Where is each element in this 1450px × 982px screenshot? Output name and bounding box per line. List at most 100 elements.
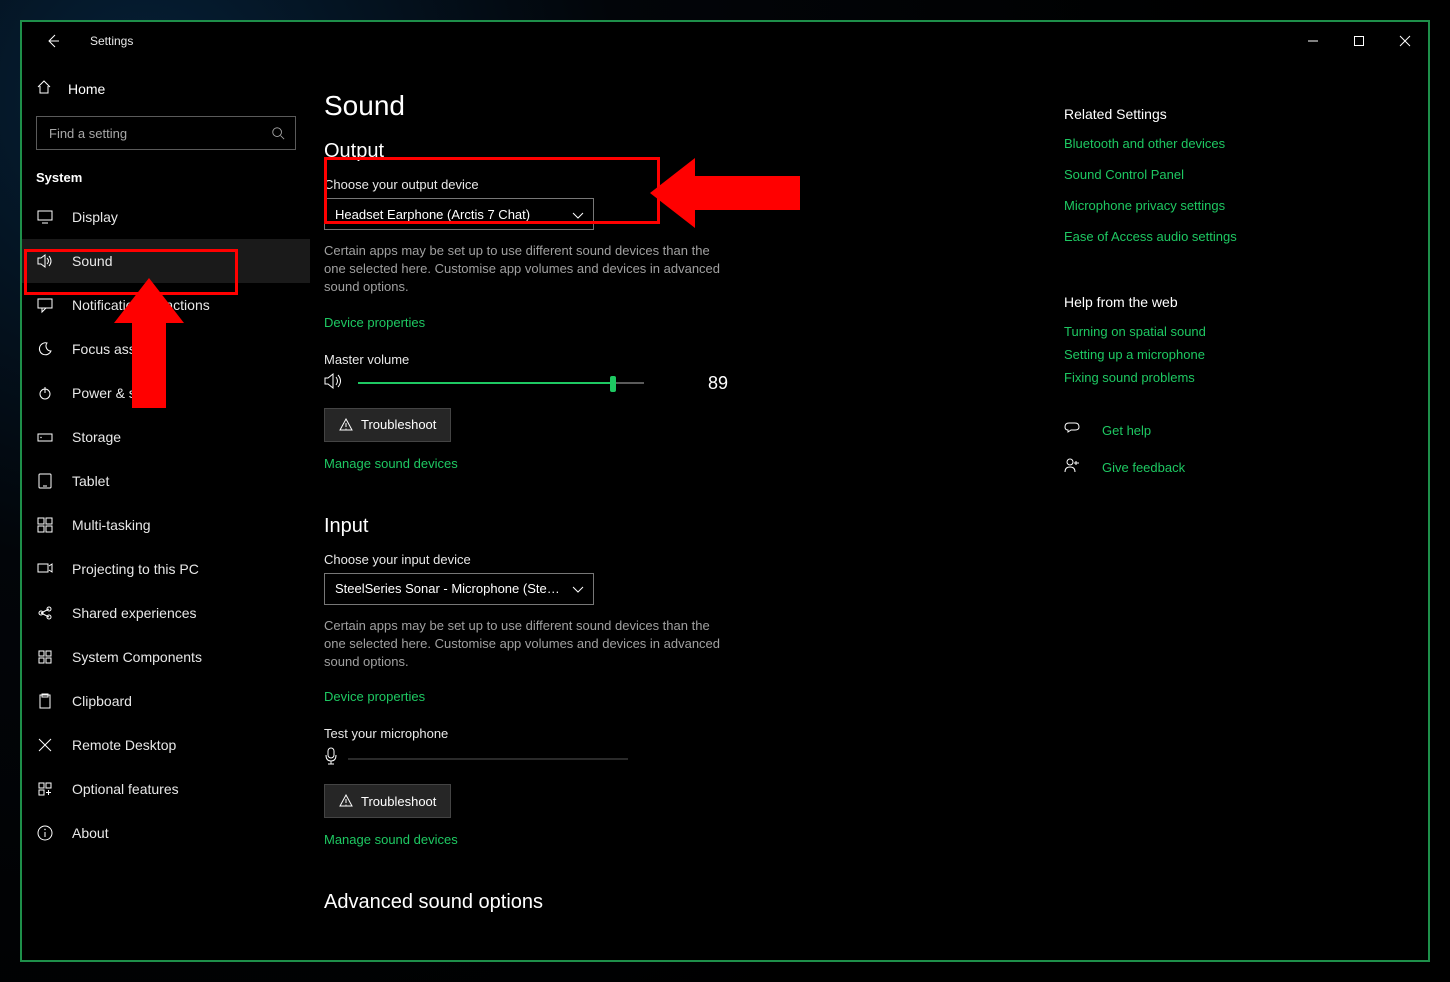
related-link[interactable]: Bluetooth and other devices: [1064, 136, 1398, 151]
feedback-icon: [1064, 458, 1084, 477]
help-title: Help from the web: [1064, 294, 1398, 310]
right-rail: Related Settings Bluetooth and other dev…: [1064, 60, 1428, 960]
clipboard-icon: [36, 693, 54, 709]
project-icon: [36, 561, 54, 577]
arrow-left-icon: [45, 33, 61, 49]
test-mic-label: Test your microphone: [324, 726, 1034, 741]
input-troubleshoot-button[interactable]: Troubleshoot: [324, 784, 451, 818]
related-link[interactable]: Microphone privacy settings: [1064, 198, 1398, 213]
sidebar-item-shared-experiences[interactable]: Shared experiences: [22, 591, 310, 635]
sidebar-item-optional-features[interactable]: Optional features: [22, 767, 310, 811]
sidebar-item-label: Remote Desktop: [72, 737, 176, 753]
sidebar-item-about[interactable]: About: [22, 811, 310, 855]
sidebar-home[interactable]: Home: [22, 68, 310, 110]
remote-icon: [36, 737, 54, 753]
close-icon: [1400, 36, 1410, 46]
help-link[interactable]: Turning on spatial sound: [1064, 324, 1398, 339]
sidebar-item-system-components[interactable]: System Components: [22, 635, 310, 679]
speaker-icon: [36, 253, 54, 269]
page-title: Sound: [324, 90, 1034, 122]
sidebar-item-notifications-actions[interactable]: Notifications & actions: [22, 283, 310, 327]
power-icon: [36, 385, 54, 401]
sidebar-home-label: Home: [68, 81, 105, 97]
app-title: Settings: [90, 34, 133, 48]
output-troubleshoot-button[interactable]: Troubleshoot: [324, 408, 451, 442]
sidebar-item-sound[interactable]: Sound: [22, 239, 310, 283]
settings-window: Settings Home: [22, 22, 1428, 960]
minimize-button[interactable]: [1290, 25, 1336, 57]
help-link[interactable]: Setting up a microphone: [1064, 347, 1398, 362]
sidebar-item-label: Tablet: [72, 473, 109, 489]
help-link[interactable]: Fixing sound problems: [1064, 370, 1398, 385]
master-volume-label: Master volume: [324, 352, 1034, 367]
output-manage-link[interactable]: Manage sound devices: [324, 456, 458, 471]
get-help-link[interactable]: Get help: [1102, 423, 1151, 438]
monitor-icon: [36, 209, 54, 225]
volume-value: 89: [708, 373, 728, 394]
close-button[interactable]: [1382, 25, 1428, 57]
info-icon: [36, 825, 54, 841]
sidebar-item-projecting-to-this-pc[interactable]: Projecting to this PC: [22, 547, 310, 591]
input-choose-label: Choose your input device: [324, 552, 1034, 567]
main-content: Sound Output Choose your output device H…: [310, 60, 1064, 960]
minimize-icon: [1308, 36, 1318, 46]
search-icon: [271, 126, 285, 140]
output-description: Certain apps may be set up to use differ…: [324, 242, 724, 297]
output-choose-label: Choose your output device: [324, 177, 1034, 192]
sidebar-item-label: Notifications & actions: [72, 297, 210, 313]
related-settings-title: Related Settings: [1064, 106, 1398, 122]
search-input-wrap[interactable]: [36, 116, 296, 150]
related-link[interactable]: Ease of Access audio settings: [1064, 229, 1398, 244]
volume-slider[interactable]: [358, 382, 644, 384]
maximize-icon: [1354, 36, 1364, 46]
sidebar-item-focus-assist[interactable]: Focus assist: [22, 327, 310, 371]
sidebar-item-label: Power & sleep: [72, 385, 162, 401]
maximize-button[interactable]: [1336, 25, 1382, 57]
troubleshoot-label: Troubleshoot: [361, 417, 436, 432]
drive-icon: [36, 429, 54, 445]
windows-icon: [36, 517, 54, 533]
sidebar-item-multi-tasking[interactable]: Multi-tasking: [22, 503, 310, 547]
output-device-properties-link[interactable]: Device properties: [324, 315, 425, 330]
sidebar-item-label: Display: [72, 209, 118, 225]
back-button[interactable]: [40, 28, 66, 54]
sidebar-item-clipboard[interactable]: Clipboard: [22, 679, 310, 723]
sidebar-item-label: Sound: [72, 253, 112, 269]
input-device-value: SteelSeries Sonar - Microphone (Ste…: [335, 581, 560, 596]
tablet-icon: [36, 473, 54, 489]
give-feedback-link[interactable]: Give feedback: [1102, 460, 1185, 475]
sidebar-item-label: Clipboard: [72, 693, 132, 709]
input-device-properties-link[interactable]: Device properties: [324, 689, 425, 704]
sidebar-item-label: Projecting to this PC: [72, 561, 199, 577]
output-heading: Output: [324, 140, 1034, 163]
speaker-icon[interactable]: [324, 373, 344, 394]
search-input[interactable]: [47, 125, 271, 142]
sidebar-item-label: About: [72, 825, 109, 841]
home-icon: [36, 79, 52, 100]
warning-icon: [339, 794, 353, 808]
sidebar-nav: Display Sound Notifications & actions Focus…: [22, 195, 310, 855]
sidebar-item-display[interactable]: Display: [22, 195, 310, 239]
sidebar-item-label: Multi-tasking: [72, 517, 151, 533]
help-icon: [1064, 421, 1084, 440]
sidebar-item-power-sleep[interactable]: Power & sleep: [22, 371, 310, 415]
message-icon: [36, 297, 54, 313]
sidebar-item-tablet[interactable]: Tablet: [22, 459, 310, 503]
output-device-dropdown[interactable]: Headset Earphone (Arctis 7 Chat): [324, 198, 594, 230]
input-device-dropdown[interactable]: SteelSeries Sonar - Microphone (Ste…: [324, 573, 594, 605]
share-icon: [36, 605, 54, 621]
sidebar-item-label: System Components: [72, 649, 202, 665]
sidebar-item-label: Optional features: [72, 781, 179, 797]
related-link[interactable]: Sound Control Panel: [1064, 167, 1398, 182]
sidebar-item-storage[interactable]: Storage: [22, 415, 310, 459]
sidebar: Home System Display Sound Notifications & …: [22, 60, 310, 960]
sidebar-section-label: System: [22, 170, 310, 185]
input-heading: Input: [324, 515, 1034, 538]
warning-icon: [339, 418, 353, 432]
slider-thumb[interactable]: [610, 376, 616, 392]
output-device-value: Headset Earphone (Arctis 7 Chat): [335, 207, 530, 222]
moon-icon: [36, 341, 54, 357]
sidebar-item-remote-desktop[interactable]: Remote Desktop: [22, 723, 310, 767]
titlebar: Settings: [22, 22, 1428, 60]
input-manage-link[interactable]: Manage sound devices: [324, 832, 458, 847]
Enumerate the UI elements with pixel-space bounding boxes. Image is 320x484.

┄┄┄┄┄┄┄┄┄┄

Put every line of the data above into a Markdown table with the columns Row and Line, numbering the rows and skipping blank lines. Leave the pictures out.

| Row | Line |
|---|---|
| 1 | Where is each element in this 1450px × 982px screenshot? Output name and bounding box per line. List at most 100 elements. |
| 2 | related-link[interactable]: Bluetooth and other devices: [1064, 136, 1398, 151] |
| 3 | feedback-icon: [1064, 458, 1084, 477] |
| 4 | help-title: Help from the web: [1064, 294, 1398, 310] |
| 5 | right-rail: Related Settings Bluetooth and other dev…: [1064, 60, 1428, 960] |
| 6 | clipboard-icon: [36, 693, 54, 709] |
| 7 | project-icon: [36, 561, 54, 577] |
| 8 | arrow-left-icon: [45, 33, 61, 49] |
| 9 | test-mic-label: Test your microphone: [324, 726, 1034, 741] |
| 10 | input-troubleshoot-button[interactable]: Troubleshoot: [324, 784, 451, 818] |
| 11 | related-link[interactable]: Microphone privacy settings: [1064, 198, 1398, 213] |
| 12 | sidebar-item-shared-experiences[interactable]: Shared experiences: [22, 591, 310, 635] |
| 13 | sidebar-item-optional-features[interactable]: Optional features: [22, 767, 310, 811] |
| 14 | sidebar-item-label: Remote Desktop: [72, 737, 176, 753] |
| 15 | sidebar-item-about[interactable]: About: [22, 811, 310, 855] |
| 16 | sidebar-home[interactable]: Home: [22, 68, 310, 110] |
| 17 | remote-icon: [36, 737, 54, 753] |
| 18 | close-icon: [1400, 36, 1410, 46] |
| 19 | help-link[interactable]: Turning on spatial sound: [1064, 324, 1398, 339] |
| 20 | sidebar-item-system-components[interactable]: System Components: [22, 635, 310, 679] |
| 21 | speaker-icon: [36, 253, 54, 269] |
| 22 | page-title: Sound: [324, 90, 1034, 122] |
| 23 | sidebar-item-notifications-actions[interactable]: Notifications & actions: [22, 283, 310, 327] |
| 24 | power-icon: [36, 385, 54, 401] |
| 25 | sidebar-home-label: Home: [68, 81, 105, 97] |
| 26 | app-title: Settings: [90, 34, 133, 48] |
| 27 | output-troubleshoot-button[interactable]: Troubleshoot: [324, 408, 451, 442] |
| 28 | sidebar-item-sound[interactable]: Sound: [22, 239, 310, 283] |
| 29 | settings-window: Settings Home: [22, 22, 1428, 960] |
| 30 | minimize-button[interactable]: [1290, 25, 1336, 57] |
| 31 | help-link[interactable]: Setting up a microphone: [1064, 347, 1398, 362] |
| 32 | sidebar-item-label: Tablet: [72, 473, 109, 489] |
| 33 | help-link[interactable]: Fixing sound problems: [1064, 370, 1398, 385] |
| 34 | master-volume-label: Master volume: [324, 352, 1034, 367] |
| 35 | output-manage-link[interactable]: Manage sound devices: [324, 456, 458, 471] |
| 36 | get-help-link[interactable]: Get help: [1102, 423, 1151, 438] |
| 37 | monitor-icon: [36, 209, 54, 225] |
| 38 | volume-value: 89: [708, 373, 728, 394] |
| 39 | close-button[interactable]: [1382, 25, 1428, 57] |
| 40 | info-icon: [36, 825, 54, 841] |
| 41 | sidebar-item-projecting-to-this-pc[interactable]: Projecting to this PC: [22, 547, 310, 591] |
| 42 | input-choose-label: Choose your input device: [324, 552, 1034, 567] |
| 43 | main-content: Sound Output Choose your output device H…: [310, 60, 1064, 960] |
| 44 | minimize-icon: [1308, 36, 1318, 46] |
| 45 | search-icon: [271, 126, 285, 140] |
| 46 | output-description: Certain apps may be set up to use differ…: [324, 242, 724, 297] |
| 47 | output-choose-label: Choose your output device: [324, 177, 1034, 192] |
| 48 | sidebar-item-label: Notifications & actions: [72, 297, 210, 313] |
| 49 | related-settings-title: Related Settings: [1064, 106, 1398, 122] |
| 50 | search-input-wrap[interactable]: [36, 116, 296, 150] |
| 51 | related-link[interactable]: Ease of Access audio settings: [1064, 229, 1398, 244] |
| 52 | volume-slider[interactable]: [358, 382, 644, 384] |
| 53 | maximize-icon: [1354, 36, 1364, 46] |
| 54 | sidebar-item-focus-assist[interactable]: Focus assist: [22, 327, 310, 371] |
| 55 | sidebar-item-label: Power & sleep: [72, 385, 162, 401] |
| 56 | maximize-button[interactable]: [1336, 25, 1382, 57] |
| 57 | troubleshoot-label: Troubleshoot: [361, 417, 436, 432] |
| 58 | drive-icon: [36, 429, 54, 445] |
| 59 | windows-icon: [36, 517, 54, 533] |
| 60 | sidebar-item-multi-tasking[interactable]: Multi-tasking: [22, 503, 310, 547] |
| 61 | output-device-properties-link[interactable]: Device properties: [324, 315, 425, 330] |
| 62 | sidebar-item-label: Display: [72, 209, 118, 225] |
| 63 | back-button[interactable]: [40, 28, 66, 54] |
| 64 | sidebar-item-clipboard[interactable]: Clipboard: [22, 679, 310, 723] |
| 65 | sidebar-item-label: Sound: [72, 253, 112, 269] |
| 66 | input-device-value: SteelSeries Sonar - Microphone (Ste…: [335, 581, 560, 596] |
| 67 | tablet-icon: [36, 473, 54, 489] |
| 68 | give-feedback-link[interactable]: Give feedback: [1102, 460, 1185, 475] |
| 69 | sidebar-item-label: Clipboard: [72, 693, 132, 709] |
| 70 | input-device-properties-link[interactable]: Device properties: [324, 689, 425, 704] |
| 71 | sidebar-item-label: Projecting to this PC: [72, 561, 199, 577] |
| 72 | output-heading: Output: [324, 140, 1034, 163] |
| 73 | speaker-icon[interactable]: [324, 373, 344, 394] |
| 74 | search-input[interactable]: [47, 125, 271, 142] |
| 75 | sidebar-item-label: About: [72, 825, 109, 841] |
| 76 | home-icon: [36, 79, 52, 100] |
| 77 | warning-icon: [339, 794, 353, 808] |
| 78 | sidebar-nav: Display Sound Notifications & actions Focus…: [22, 195, 310, 855] |
| 79 | sidebar-item-display[interactable]: Display: [22, 195, 310, 239] |
| 80 | sidebar-item-label: Multi-tasking: [72, 517, 151, 533] |
| 81 | help-icon: [1064, 421, 1084, 440] |
| 82 | sidebar-item-power-sleep[interactable]: Power & sleep: [22, 371, 310, 415] |
| 83 | message-icon: [36, 297, 54, 313] |
| 84 | sidebar-item-tablet[interactable]: Tablet: [22, 459, 310, 503] |
| 85 | output-device-dropdown[interactable]: Headset Earphone (Arctis 7 Chat): [324, 198, 594, 230] |
| 86 | input-device-dropdown[interactable]: SteelSeries Sonar - Microphone (Ste…: [324, 573, 594, 605] |
| 87 | share-icon: [36, 605, 54, 621] |
| 88 | sidebar-item-label: System Components: [72, 649, 202, 665] |
| 89 | sidebar-item-label: Optional features: [72, 781, 179, 797] |
| 90 | related-link[interactable]: Sound Control Panel: [1064, 167, 1398, 182] |
| 91 | sidebar-item-storage[interactable]: Storage: [22, 415, 310, 459] |
| 92 | sidebar: Home System Display Sound Notifications & …: [22, 60, 310, 960] |
| 93 | sidebar-section-label: System: [22, 170, 310, 185] |
| 94 | input-heading: Input: [324, 515, 1034, 538] |
| 95 | warning-icon: [339, 418, 353, 432] |
| 96 | slider-thumb[interactable]: [610, 376, 616, 392] |
| 97 | output-device-value: Headset Earphone (Arctis 7 Chat): [335, 207, 530, 222] |
| 98 | moon-icon: [36, 341, 54, 357] |
| 99 | sidebar-item-remote-desktop[interactable]: Remote Desktop: [22, 723, 310, 767] |
| 100 | titlebar: Settings: [22, 22, 1428, 60] |
| 101 | input-manage-link[interactable]: Manage sound devices: [324, 832, 458, 847] |
| 102 | Enumerate the UI elements with pixel-space bounding boxes. Image is 320x484. |